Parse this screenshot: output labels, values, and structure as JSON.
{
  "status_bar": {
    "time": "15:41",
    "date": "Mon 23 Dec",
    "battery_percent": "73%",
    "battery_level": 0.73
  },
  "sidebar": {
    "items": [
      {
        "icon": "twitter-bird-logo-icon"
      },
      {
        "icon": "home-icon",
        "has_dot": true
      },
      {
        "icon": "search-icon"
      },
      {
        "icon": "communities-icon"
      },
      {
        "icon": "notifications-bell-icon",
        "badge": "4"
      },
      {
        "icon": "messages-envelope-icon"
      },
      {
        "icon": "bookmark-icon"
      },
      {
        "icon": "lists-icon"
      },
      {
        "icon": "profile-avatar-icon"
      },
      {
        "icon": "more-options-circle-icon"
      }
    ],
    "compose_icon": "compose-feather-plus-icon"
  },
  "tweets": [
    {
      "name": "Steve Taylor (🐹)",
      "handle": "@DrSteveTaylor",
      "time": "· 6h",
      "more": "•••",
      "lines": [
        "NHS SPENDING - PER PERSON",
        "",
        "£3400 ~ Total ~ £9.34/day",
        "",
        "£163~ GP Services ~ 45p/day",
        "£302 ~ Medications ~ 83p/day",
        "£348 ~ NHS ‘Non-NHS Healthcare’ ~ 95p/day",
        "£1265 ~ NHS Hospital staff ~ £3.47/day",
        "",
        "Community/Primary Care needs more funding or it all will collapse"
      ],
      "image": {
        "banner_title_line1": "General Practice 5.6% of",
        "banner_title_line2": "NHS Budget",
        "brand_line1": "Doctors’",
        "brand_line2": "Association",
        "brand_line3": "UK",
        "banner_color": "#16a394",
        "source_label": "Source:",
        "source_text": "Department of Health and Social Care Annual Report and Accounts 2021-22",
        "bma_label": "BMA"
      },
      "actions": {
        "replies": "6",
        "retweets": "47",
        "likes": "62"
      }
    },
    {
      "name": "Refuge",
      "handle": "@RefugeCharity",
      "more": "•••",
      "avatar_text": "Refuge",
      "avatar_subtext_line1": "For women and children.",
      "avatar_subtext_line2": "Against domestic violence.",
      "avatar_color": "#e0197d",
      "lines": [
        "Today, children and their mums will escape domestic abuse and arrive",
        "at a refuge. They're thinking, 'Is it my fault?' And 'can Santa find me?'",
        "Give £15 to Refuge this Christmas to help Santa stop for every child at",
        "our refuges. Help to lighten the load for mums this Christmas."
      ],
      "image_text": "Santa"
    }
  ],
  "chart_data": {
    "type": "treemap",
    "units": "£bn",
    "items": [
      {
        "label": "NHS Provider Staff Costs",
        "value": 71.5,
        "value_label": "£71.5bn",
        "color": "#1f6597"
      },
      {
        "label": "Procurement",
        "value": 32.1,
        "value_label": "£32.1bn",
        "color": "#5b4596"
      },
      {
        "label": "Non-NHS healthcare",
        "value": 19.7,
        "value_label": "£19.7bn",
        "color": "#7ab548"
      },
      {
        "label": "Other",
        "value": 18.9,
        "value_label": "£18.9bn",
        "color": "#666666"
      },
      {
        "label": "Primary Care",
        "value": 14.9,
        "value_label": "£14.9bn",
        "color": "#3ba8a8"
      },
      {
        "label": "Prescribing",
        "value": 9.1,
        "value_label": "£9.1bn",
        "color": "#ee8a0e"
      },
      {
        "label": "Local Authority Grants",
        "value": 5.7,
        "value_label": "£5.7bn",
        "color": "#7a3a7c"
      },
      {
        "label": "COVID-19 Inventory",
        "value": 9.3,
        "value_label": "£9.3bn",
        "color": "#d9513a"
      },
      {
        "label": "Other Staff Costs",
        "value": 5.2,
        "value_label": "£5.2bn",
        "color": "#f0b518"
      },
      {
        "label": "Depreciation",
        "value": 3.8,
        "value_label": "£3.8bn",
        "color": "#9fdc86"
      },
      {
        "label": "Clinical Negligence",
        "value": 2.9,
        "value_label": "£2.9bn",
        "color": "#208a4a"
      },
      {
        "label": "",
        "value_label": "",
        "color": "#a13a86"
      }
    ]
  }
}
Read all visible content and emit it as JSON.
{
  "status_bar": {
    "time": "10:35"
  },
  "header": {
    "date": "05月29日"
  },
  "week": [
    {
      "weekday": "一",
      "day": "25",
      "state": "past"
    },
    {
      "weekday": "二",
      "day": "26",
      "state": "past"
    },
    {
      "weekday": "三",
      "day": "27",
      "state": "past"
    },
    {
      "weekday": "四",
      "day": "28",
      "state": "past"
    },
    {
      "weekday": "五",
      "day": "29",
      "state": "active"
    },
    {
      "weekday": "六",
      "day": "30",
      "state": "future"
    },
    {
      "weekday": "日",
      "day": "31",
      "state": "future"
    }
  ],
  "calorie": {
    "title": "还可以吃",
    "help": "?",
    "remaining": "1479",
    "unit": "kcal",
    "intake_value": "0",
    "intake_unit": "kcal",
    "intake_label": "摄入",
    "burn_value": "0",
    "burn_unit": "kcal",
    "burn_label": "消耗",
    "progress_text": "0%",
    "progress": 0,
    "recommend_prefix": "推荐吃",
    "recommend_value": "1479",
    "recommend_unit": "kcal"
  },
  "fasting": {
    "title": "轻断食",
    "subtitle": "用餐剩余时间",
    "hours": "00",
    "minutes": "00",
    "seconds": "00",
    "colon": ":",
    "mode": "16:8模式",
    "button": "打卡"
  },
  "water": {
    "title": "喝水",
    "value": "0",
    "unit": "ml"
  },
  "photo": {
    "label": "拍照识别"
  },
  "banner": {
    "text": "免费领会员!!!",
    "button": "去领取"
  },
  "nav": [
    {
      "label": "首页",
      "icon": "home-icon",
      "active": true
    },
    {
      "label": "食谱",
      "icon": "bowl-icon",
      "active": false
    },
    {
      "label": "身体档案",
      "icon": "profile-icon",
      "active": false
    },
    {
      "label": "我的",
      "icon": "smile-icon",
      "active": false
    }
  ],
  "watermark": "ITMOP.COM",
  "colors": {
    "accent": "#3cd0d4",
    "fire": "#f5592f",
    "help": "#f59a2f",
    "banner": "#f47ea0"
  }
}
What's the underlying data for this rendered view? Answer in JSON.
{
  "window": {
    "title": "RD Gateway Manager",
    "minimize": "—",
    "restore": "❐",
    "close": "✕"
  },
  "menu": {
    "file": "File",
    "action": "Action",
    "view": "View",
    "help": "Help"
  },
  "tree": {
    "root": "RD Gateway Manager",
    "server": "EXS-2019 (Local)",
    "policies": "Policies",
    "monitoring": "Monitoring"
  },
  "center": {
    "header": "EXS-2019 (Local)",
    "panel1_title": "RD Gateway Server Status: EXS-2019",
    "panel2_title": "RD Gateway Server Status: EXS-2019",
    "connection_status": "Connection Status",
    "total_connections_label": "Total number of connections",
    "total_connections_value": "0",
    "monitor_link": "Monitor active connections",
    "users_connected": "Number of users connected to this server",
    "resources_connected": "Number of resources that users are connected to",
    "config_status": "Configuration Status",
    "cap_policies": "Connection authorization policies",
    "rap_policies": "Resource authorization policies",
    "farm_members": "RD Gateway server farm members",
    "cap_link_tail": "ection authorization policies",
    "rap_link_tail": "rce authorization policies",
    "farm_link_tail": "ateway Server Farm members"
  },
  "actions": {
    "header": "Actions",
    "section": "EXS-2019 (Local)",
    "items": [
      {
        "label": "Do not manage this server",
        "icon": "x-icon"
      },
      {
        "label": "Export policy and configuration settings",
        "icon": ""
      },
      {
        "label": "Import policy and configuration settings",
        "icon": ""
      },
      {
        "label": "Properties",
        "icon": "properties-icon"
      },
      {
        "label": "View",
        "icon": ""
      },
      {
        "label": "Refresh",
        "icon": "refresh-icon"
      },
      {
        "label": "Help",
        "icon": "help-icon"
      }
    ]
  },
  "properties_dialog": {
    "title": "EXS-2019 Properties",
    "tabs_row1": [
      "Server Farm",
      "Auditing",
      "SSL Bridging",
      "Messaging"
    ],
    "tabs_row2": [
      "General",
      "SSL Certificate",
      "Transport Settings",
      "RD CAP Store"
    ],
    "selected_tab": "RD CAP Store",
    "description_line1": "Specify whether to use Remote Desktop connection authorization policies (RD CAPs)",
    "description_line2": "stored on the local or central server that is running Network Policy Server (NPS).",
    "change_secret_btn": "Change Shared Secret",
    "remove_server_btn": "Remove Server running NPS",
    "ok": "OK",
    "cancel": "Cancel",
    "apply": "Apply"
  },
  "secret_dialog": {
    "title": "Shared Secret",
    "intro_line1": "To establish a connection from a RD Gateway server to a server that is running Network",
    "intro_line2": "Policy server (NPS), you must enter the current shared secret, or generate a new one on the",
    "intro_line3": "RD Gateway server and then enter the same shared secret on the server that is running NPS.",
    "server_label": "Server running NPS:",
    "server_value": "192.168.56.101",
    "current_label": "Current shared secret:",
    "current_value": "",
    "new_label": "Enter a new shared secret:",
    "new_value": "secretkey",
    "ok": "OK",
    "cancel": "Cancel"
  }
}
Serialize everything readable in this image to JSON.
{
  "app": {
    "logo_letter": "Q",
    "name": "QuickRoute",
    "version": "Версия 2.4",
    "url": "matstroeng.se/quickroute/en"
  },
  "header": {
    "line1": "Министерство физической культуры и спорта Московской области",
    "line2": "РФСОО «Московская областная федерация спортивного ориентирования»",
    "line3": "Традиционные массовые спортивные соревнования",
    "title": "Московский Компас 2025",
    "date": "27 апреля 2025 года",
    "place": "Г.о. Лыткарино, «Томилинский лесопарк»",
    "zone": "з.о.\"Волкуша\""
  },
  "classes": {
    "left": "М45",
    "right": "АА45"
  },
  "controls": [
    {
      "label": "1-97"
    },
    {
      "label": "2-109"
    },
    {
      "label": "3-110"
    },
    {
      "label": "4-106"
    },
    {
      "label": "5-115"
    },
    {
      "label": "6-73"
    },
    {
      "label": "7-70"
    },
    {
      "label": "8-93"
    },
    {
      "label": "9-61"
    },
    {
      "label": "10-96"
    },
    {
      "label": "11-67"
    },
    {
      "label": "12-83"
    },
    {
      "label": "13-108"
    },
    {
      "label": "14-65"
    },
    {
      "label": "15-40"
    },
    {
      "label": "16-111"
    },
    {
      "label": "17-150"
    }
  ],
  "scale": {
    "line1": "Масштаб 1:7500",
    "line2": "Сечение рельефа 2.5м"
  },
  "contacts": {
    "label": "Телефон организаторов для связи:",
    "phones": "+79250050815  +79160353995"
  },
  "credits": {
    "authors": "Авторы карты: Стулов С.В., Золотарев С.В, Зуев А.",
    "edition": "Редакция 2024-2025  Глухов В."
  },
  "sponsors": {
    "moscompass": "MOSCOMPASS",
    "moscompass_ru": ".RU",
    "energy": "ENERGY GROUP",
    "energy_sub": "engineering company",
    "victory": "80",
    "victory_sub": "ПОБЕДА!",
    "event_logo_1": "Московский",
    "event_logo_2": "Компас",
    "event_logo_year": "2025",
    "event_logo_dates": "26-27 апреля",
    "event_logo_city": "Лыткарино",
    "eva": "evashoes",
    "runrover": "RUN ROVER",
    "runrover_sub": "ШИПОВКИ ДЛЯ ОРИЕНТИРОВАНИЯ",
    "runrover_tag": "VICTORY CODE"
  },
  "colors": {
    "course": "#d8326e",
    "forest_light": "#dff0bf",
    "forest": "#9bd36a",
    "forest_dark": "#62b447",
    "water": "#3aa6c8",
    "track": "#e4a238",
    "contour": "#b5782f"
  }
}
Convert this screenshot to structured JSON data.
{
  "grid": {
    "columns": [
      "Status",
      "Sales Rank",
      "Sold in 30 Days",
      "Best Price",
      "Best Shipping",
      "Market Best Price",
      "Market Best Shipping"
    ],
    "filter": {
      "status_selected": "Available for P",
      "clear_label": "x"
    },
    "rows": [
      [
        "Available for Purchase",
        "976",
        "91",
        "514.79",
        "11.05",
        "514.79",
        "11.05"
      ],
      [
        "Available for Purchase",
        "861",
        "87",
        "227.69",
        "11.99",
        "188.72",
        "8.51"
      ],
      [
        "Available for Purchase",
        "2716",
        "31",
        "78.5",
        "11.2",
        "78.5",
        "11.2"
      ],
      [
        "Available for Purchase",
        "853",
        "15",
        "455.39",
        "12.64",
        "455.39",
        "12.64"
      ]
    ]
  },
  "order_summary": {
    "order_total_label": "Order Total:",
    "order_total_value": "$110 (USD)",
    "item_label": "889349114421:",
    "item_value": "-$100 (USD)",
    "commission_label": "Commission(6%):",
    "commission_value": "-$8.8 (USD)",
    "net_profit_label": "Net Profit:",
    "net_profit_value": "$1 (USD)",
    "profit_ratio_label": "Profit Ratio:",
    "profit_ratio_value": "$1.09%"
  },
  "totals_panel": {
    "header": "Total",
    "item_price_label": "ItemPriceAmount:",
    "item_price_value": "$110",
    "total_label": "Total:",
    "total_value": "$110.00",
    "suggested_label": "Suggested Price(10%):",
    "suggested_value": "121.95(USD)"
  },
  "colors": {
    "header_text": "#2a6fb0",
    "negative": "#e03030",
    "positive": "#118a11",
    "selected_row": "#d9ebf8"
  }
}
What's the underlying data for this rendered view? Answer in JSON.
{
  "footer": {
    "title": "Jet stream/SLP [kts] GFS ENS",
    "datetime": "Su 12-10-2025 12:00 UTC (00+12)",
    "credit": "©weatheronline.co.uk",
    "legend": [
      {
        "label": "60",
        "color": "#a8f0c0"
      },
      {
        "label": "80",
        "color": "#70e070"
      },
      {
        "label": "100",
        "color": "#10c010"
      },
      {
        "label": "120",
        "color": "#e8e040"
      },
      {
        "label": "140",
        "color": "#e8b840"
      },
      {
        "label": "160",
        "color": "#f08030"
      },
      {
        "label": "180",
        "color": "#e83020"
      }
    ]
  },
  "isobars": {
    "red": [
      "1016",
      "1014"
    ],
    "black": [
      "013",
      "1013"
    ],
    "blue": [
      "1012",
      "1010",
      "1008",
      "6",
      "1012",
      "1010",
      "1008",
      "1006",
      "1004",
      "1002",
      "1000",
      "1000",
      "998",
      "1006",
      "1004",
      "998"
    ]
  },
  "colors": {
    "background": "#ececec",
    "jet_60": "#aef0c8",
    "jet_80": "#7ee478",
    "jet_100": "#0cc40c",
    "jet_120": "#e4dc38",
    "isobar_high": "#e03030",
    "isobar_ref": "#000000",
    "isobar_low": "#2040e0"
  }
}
★ ★ ★
## PROBLEM REQUIREMENTS
Search the data above for the string "Christmas" and return every line that has it.

## EXPECTED ANSWER
        "Give £15 to Refuge this Christmas to help Santa stop for every child at",
        "our refuges. Help to lighten the load for mums this Christmas."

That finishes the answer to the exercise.